The exercise: Please copy each of the following items line for line, with no changes.

[Layout element entries]
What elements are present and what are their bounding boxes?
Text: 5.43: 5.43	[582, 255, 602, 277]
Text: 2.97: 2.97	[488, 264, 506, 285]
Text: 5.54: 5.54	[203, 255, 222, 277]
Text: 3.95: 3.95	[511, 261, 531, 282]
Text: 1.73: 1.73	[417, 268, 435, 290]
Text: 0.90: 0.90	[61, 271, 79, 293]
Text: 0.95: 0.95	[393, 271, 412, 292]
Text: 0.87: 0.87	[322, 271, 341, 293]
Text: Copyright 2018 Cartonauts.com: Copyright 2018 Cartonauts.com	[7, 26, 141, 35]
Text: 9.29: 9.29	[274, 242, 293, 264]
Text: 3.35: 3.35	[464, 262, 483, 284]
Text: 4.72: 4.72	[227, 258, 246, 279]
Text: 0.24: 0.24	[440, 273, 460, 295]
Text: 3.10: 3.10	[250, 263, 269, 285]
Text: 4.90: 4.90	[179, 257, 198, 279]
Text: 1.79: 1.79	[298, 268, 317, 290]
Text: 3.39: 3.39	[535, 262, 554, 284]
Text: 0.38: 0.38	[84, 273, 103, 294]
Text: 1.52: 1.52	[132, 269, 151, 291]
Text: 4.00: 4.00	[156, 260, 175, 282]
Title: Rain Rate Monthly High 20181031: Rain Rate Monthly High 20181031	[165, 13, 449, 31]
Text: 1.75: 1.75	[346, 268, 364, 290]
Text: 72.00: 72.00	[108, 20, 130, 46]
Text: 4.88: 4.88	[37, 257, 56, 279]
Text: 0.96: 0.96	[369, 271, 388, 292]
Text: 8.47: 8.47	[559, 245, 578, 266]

Exercise result:
What elements are present and what are their bounding boxes?
Text: 5.43: 5.43	[582, 255, 602, 277]
Text: 2.97: 2.97	[488, 264, 506, 285]
Text: 5.54: 5.54	[203, 255, 222, 277]
Text: 3.95: 3.95	[511, 261, 531, 282]
Text: 1.73: 1.73	[417, 268, 435, 290]
Text: 0.90: 0.90	[61, 271, 79, 293]
Text: 0.95: 0.95	[393, 271, 412, 292]
Text: 0.87: 0.87	[322, 271, 341, 293]
Text: Copyright 2018 Cartonauts.com: Copyright 2018 Cartonauts.com	[7, 26, 141, 35]
Text: 9.29: 9.29	[274, 242, 293, 264]
Text: 3.35: 3.35	[464, 262, 483, 284]
Text: 4.72: 4.72	[227, 258, 246, 279]
Text: 0.24: 0.24	[440, 273, 460, 295]
Text: 3.10: 3.10	[250, 263, 269, 285]
Text: 4.90: 4.90	[179, 257, 198, 279]
Text: 1.79: 1.79	[298, 268, 317, 290]
Text: 3.39: 3.39	[535, 262, 554, 284]
Text: 0.38: 0.38	[84, 273, 103, 294]
Text: 1.52: 1.52	[132, 269, 151, 291]
Text: 4.00: 4.00	[156, 260, 175, 282]
Title: Rain Rate Monthly High 20181031: Rain Rate Monthly High 20181031	[165, 13, 449, 31]
Text: 1.75: 1.75	[346, 268, 364, 290]
Text: 72.00: 72.00	[108, 20, 130, 46]
Text: 4.88: 4.88	[37, 257, 56, 279]
Text: 0.96: 0.96	[369, 271, 388, 292]
Text: 8.47: 8.47	[559, 245, 578, 266]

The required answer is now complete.